-- Request --
Repeat every entry word for word, but leave the images out of your copy.

-------- Exercise input --------

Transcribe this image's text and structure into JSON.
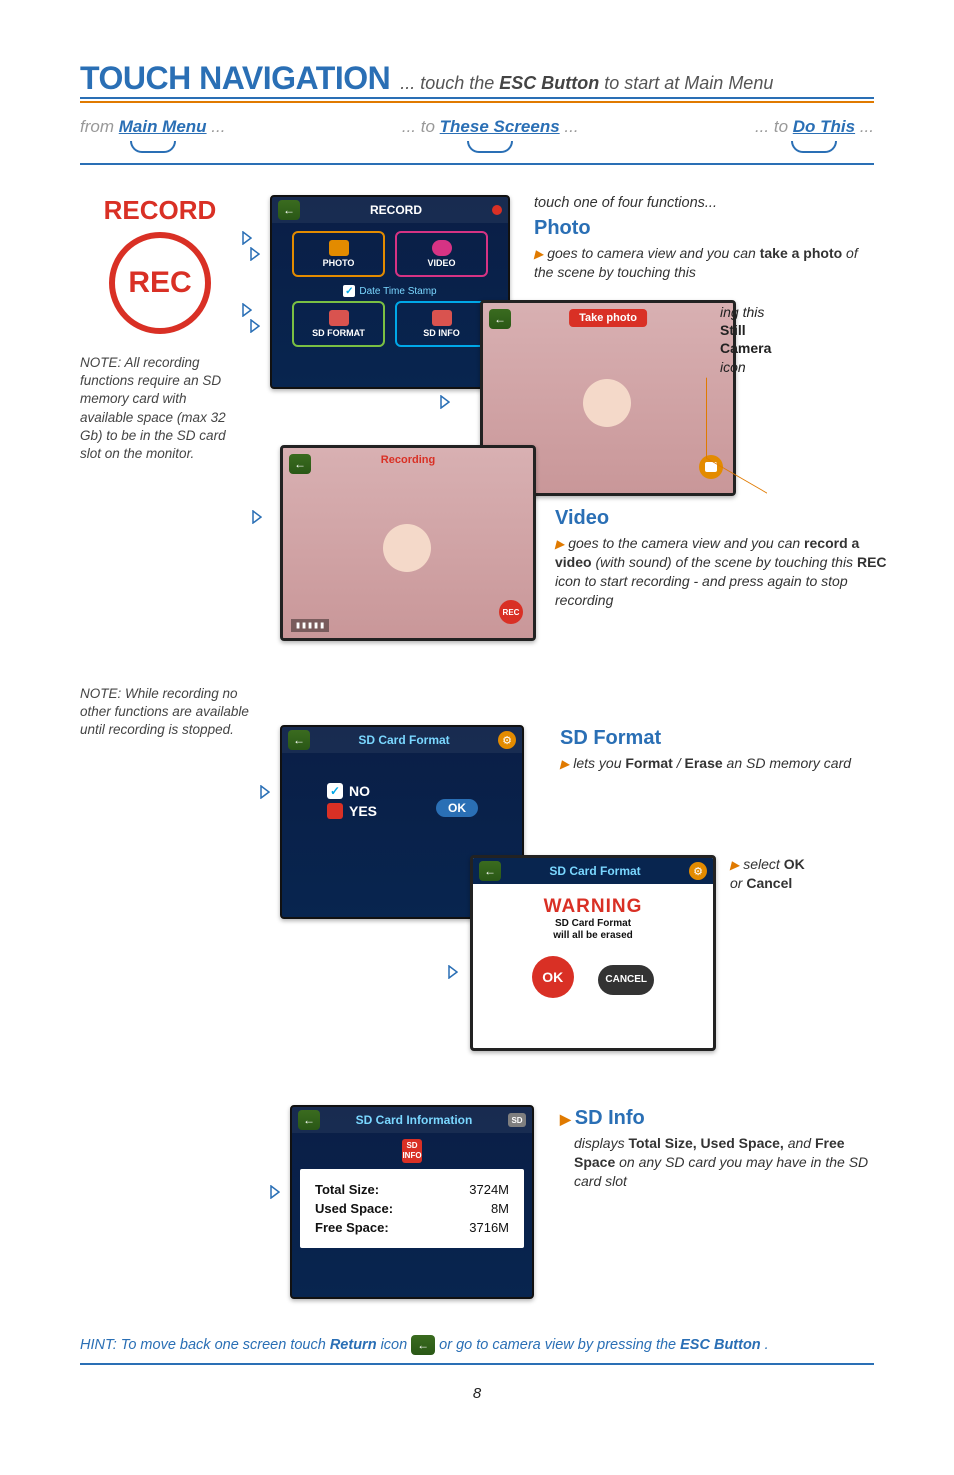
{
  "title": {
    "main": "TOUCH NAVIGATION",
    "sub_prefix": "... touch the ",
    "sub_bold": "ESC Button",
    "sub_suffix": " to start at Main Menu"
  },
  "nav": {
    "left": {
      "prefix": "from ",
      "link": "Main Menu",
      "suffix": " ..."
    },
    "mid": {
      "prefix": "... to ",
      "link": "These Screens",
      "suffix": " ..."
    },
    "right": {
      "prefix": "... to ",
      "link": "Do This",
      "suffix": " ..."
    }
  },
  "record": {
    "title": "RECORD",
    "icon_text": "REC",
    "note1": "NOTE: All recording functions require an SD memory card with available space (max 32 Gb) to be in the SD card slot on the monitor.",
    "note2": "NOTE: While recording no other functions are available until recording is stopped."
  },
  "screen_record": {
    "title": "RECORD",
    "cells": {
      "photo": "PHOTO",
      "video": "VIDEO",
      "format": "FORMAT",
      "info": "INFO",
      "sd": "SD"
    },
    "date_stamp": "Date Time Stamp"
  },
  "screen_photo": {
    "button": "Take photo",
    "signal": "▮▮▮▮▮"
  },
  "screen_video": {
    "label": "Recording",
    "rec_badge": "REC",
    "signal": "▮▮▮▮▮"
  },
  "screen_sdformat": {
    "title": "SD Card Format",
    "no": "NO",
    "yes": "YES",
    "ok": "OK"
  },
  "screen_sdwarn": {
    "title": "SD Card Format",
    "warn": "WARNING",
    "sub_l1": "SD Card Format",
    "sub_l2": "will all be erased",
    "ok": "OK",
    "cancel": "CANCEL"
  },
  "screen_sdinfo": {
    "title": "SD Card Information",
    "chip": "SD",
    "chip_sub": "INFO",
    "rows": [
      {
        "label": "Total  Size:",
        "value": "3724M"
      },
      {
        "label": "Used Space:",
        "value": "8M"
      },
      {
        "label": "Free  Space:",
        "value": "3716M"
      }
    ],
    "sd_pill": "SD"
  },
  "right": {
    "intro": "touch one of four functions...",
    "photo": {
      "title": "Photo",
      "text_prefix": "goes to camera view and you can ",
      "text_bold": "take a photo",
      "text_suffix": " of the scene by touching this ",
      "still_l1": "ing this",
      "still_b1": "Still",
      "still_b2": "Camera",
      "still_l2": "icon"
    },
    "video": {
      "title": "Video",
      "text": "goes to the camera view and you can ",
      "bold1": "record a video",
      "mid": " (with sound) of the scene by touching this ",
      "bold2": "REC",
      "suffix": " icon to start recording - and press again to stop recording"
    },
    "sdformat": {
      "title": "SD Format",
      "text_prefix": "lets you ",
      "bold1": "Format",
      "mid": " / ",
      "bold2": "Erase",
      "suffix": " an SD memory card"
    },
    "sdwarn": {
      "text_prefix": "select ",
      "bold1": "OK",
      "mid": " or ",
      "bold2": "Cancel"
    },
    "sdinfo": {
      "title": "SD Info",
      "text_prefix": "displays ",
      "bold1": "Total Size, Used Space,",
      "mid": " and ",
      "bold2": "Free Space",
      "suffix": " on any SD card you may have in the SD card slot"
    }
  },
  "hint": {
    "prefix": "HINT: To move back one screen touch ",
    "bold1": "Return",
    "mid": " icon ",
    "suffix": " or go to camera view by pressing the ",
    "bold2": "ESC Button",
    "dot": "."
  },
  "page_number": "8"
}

--------

-- Exercise response --
Transcribe this image's text and structure into JSON.
{
  "title": {
    "main": "TOUCH NAVIGATION",
    "sub_prefix": "... touch the ",
    "sub_bold": "ESC Button",
    "sub_suffix": " to start at Main Menu"
  },
  "nav": {
    "left": {
      "prefix": "from ",
      "link": "Main Menu",
      "suffix": " ..."
    },
    "mid": {
      "prefix": "... to ",
      "link": "These Screens",
      "suffix": " ..."
    },
    "right": {
      "prefix": "... to ",
      "link": "Do This",
      "suffix": " ..."
    }
  },
  "record": {
    "title": "RECORD",
    "icon_text": "REC",
    "note1": "NOTE: All recording functions require an SD memory card with available space (max 32 Gb) to be in the SD card slot on the monitor.",
    "note2": "NOTE: While recording no other functions are available until recording is stopped."
  },
  "screen_record": {
    "title": "RECORD",
    "cells": {
      "photo": "PHOTO",
      "video": "VIDEO",
      "format": "FORMAT",
      "info": "INFO",
      "sd": "SD"
    },
    "date_stamp": "Date Time Stamp"
  },
  "screen_photo": {
    "button": "Take photo",
    "signal": "▮▮▮▮▮"
  },
  "screen_video": {
    "label": "Recording",
    "rec_badge": "REC",
    "signal": "▮▮▮▮▮"
  },
  "screen_sdformat": {
    "title": "SD Card Format",
    "no": "NO",
    "yes": "YES",
    "ok": "OK"
  },
  "screen_sdwarn": {
    "title": "SD Card Format",
    "warn": "WARNING",
    "sub_l1": "SD Card Format",
    "sub_l2": "will all be erased",
    "ok": "OK",
    "cancel": "CANCEL"
  },
  "screen_sdinfo": {
    "title": "SD Card Information",
    "chip": "SD",
    "chip_sub": "INFO",
    "rows": [
      {
        "label": "Total  Size:",
        "value": "3724M"
      },
      {
        "label": "Used Space:",
        "value": "8M"
      },
      {
        "label": "Free  Space:",
        "value": "3716M"
      }
    ],
    "sd_pill": "SD"
  },
  "right": {
    "intro": "touch one of four functions...",
    "photo": {
      "title": "Photo",
      "text_prefix": "goes to camera view and you can ",
      "text_bold": "take a photo",
      "text_suffix": " of the scene by touching this ",
      "still_l1": "ing this",
      "still_b1": "Still",
      "still_b2": "Camera",
      "still_l2": "icon"
    },
    "video": {
      "title": "Video",
      "text": "goes to the camera view and you can ",
      "bold1": "record a video",
      "mid": " (with sound) of the scene by touching this ",
      "bold2": "REC",
      "suffix": " icon to start recording - and press again to stop recording"
    },
    "sdformat": {
      "title": "SD Format",
      "text_prefix": "lets you ",
      "bold1": "Format",
      "mid": " / ",
      "bold2": "Erase",
      "suffix": " an SD memory card"
    },
    "sdwarn": {
      "text_prefix": "select ",
      "bold1": "OK",
      "mid": " or ",
      "bold2": "Cancel"
    },
    "sdinfo": {
      "title": "SD Info",
      "text_prefix": "displays ",
      "bold1": "Total Size, Used Space,",
      "mid": " and ",
      "bold2": "Free Space",
      "suffix": " on any SD card you may have in the SD card slot"
    }
  },
  "hint": {
    "prefix": "HINT: To move back one screen touch ",
    "bold1": "Return",
    "mid": " icon ",
    "suffix": " or go to camera view by pressing the ",
    "bold2": "ESC Button",
    "dot": "."
  },
  "page_number": "8"
}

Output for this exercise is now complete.